-- start Extracted records --

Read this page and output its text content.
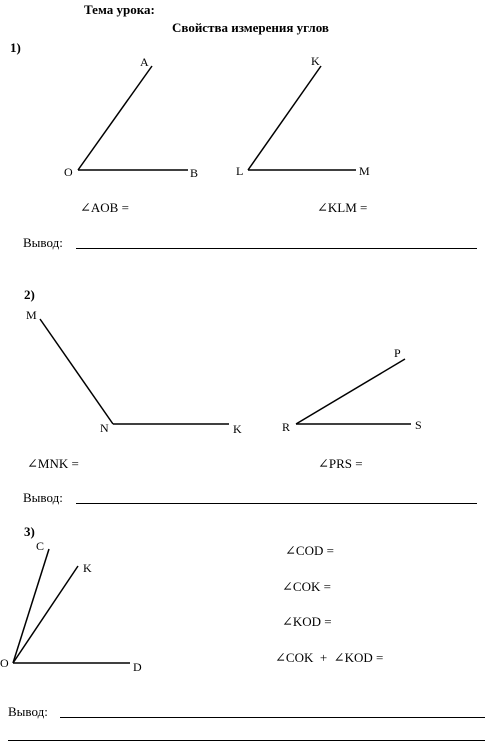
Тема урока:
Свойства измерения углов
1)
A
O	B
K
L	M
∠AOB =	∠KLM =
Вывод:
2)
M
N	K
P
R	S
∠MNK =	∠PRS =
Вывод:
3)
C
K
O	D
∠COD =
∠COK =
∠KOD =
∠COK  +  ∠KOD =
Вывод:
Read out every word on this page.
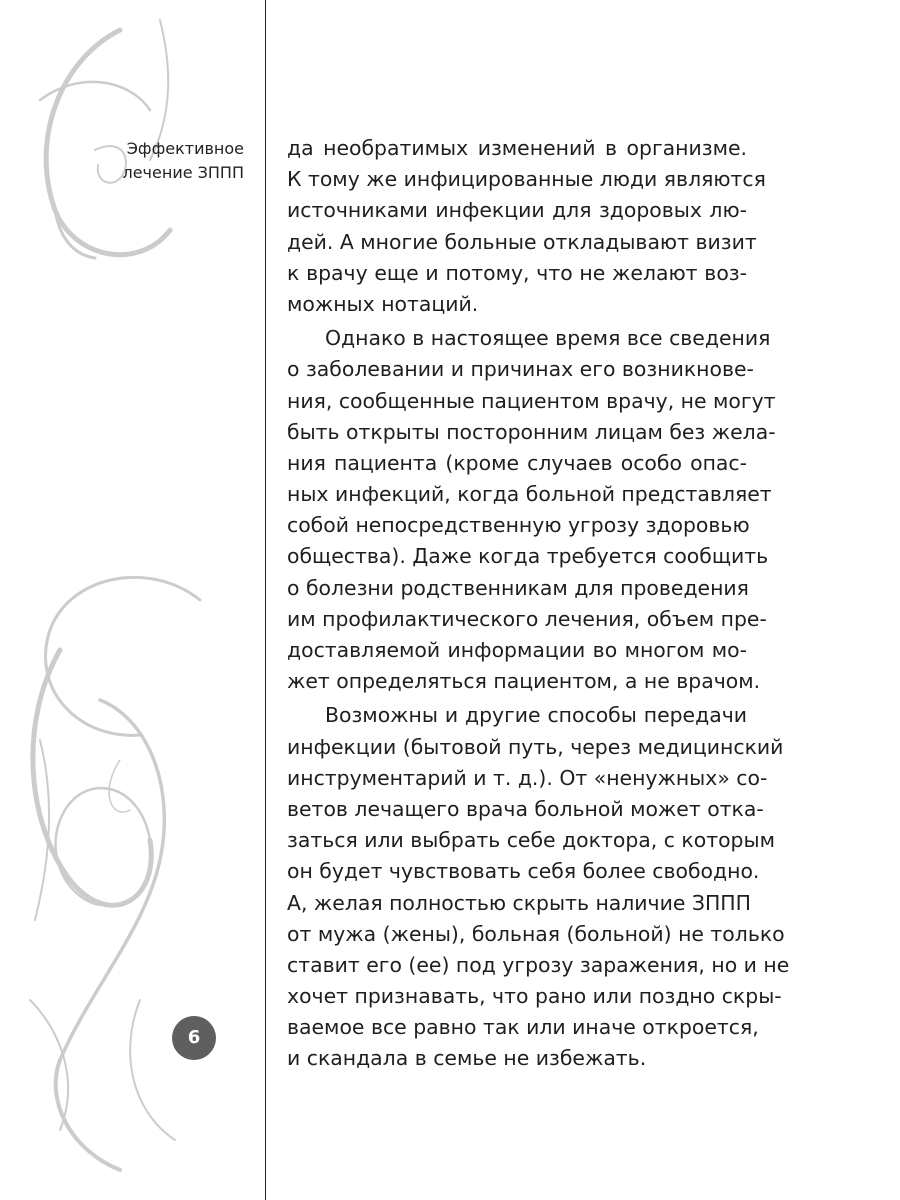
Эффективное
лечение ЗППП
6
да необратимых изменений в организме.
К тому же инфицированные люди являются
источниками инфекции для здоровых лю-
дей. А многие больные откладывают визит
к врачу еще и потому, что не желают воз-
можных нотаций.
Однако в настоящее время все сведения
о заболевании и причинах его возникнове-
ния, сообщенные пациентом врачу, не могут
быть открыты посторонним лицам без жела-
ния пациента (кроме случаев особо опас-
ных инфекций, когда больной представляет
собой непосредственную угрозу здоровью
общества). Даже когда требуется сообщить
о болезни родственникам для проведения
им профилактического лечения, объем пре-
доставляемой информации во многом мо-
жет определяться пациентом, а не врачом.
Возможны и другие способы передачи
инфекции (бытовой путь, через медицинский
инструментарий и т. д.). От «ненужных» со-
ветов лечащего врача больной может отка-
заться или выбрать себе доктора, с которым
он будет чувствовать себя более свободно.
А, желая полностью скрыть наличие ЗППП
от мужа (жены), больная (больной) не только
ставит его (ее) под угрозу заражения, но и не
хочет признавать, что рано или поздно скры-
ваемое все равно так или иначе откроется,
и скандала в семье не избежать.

-- end Extracted records --

• _Aim of the exercise_: Copy verbatim the span that begins at the line containing "Read out every word on this page." and ends at the last line of the material, inclusive of both; exclude pictures.

• _Exercise output_:
Read out every word on this page.
Эффективное
лечение ЗППП
6
да необратимых изменений в организме.
К тому же инфицированные люди являются
источниками инфекции для здоровых лю-
дей. А многие больные откладывают визит
к врачу еще и потому, что не желают воз-
можных нотаций.
Однако в настоящее время все сведения
о заболевании и причинах его возникнове-
ния, сообщенные пациентом врачу, не могут
быть открыты посторонним лицам без жела-
ния пациента (кроме случаев особо опас-
ных инфекций, когда больной представляет
собой непосредственную угрозу здоровью
общества). Даже когда требуется сообщить
о болезни родственникам для проведения
им профилактического лечения, объем пре-
доставляемой информации во многом мо-
жет определяться пациентом, а не врачом.
Возможны и другие способы передачи
инфекции (бытовой путь, через медицинский
инструментарий и т. д.). От «ненужных» со-
ветов лечащего врача больной может отка-
заться или выбрать себе доктора, с которым
он будет чувствовать себя более свободно.
А, желая полностью скрыть наличие ЗППП
от мужа (жены), больная (больной) не только
ставит его (ее) под угрозу заражения, но и не
хочет признавать, что рано или поздно скры-
ваемое все равно так или иначе откроется,
и скандала в семье не избежать.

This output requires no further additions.